THE INPUT:
^^^^

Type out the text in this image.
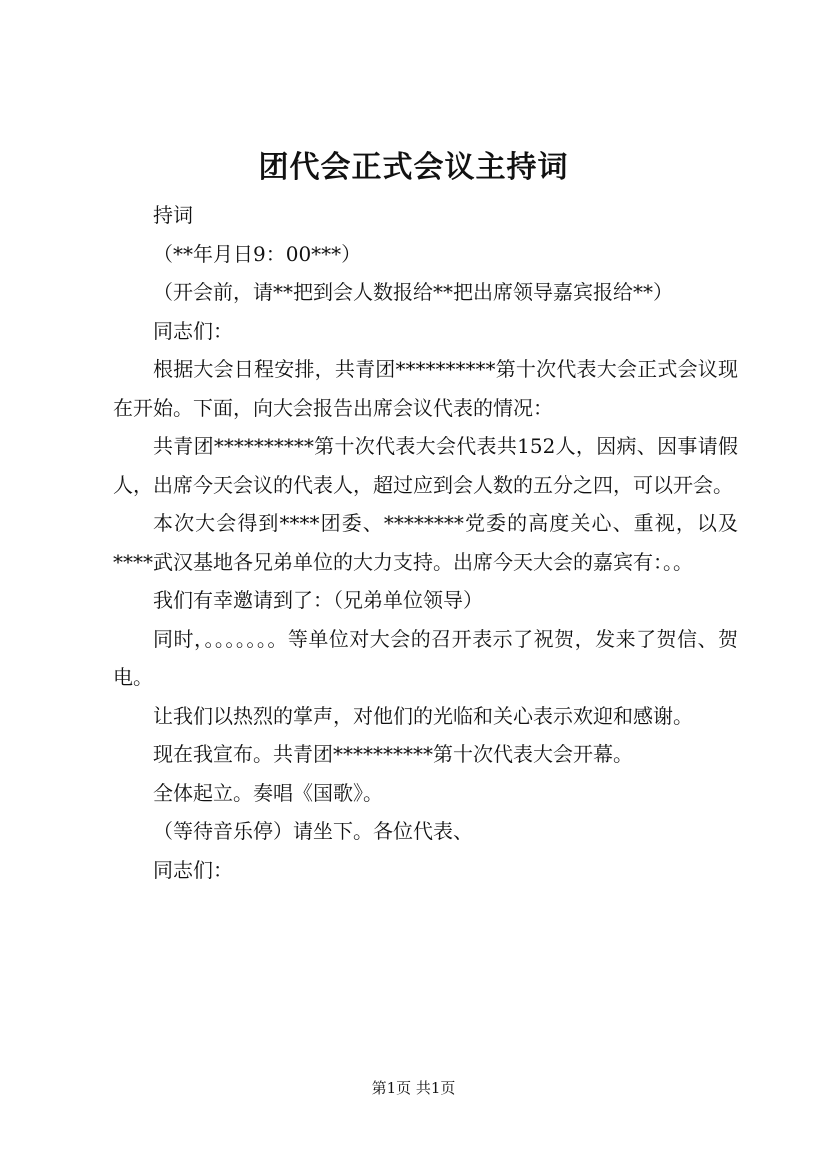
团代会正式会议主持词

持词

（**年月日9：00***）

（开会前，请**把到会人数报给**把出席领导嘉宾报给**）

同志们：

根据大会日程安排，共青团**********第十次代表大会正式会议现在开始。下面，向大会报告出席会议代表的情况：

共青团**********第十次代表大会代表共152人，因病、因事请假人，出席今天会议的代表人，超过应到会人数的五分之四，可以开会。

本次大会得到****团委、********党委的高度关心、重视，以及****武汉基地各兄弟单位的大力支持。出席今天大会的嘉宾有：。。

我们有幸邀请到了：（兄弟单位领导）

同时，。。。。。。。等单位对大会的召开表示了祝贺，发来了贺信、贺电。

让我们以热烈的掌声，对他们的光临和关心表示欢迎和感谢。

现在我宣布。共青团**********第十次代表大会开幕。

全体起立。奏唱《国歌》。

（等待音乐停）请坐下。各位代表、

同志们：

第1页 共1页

^^^^

STATED EXERCISE: Your task is to reproduce all of the material exactly. The pictures stay out.

CORRECT RESPONSE:
Type out the text in this image.
团代会正式会议主持词

持词

（**年月日9：00***）

（开会前，请**把到会人数报给**把出席领导嘉宾报给**）

同志们：

根据大会日程安排，共青团**********第十次代表大会正式会议现在开始。下面，向大会报告出席会议代表的情况：

共青团**********第十次代表大会代表共152人，因病、因事请假人，出席今天会议的代表人，超过应到会人数的五分之四，可以开会。

本次大会得到****团委、********党委的高度关心、重视，以及****武汉基地各兄弟单位的大力支持。出席今天大会的嘉宾有：。。

我们有幸邀请到了：（兄弟单位领导）

同时，。。。。。。。等单位对大会的召开表示了祝贺，发来了贺信、贺电。

让我们以热烈的掌声，对他们的光临和关心表示欢迎和感谢。

现在我宣布。共青团**********第十次代表大会开幕。

全体起立。奏唱《国歌》。

（等待音乐停）请坐下。各位代表、

同志们：

第1页 共1页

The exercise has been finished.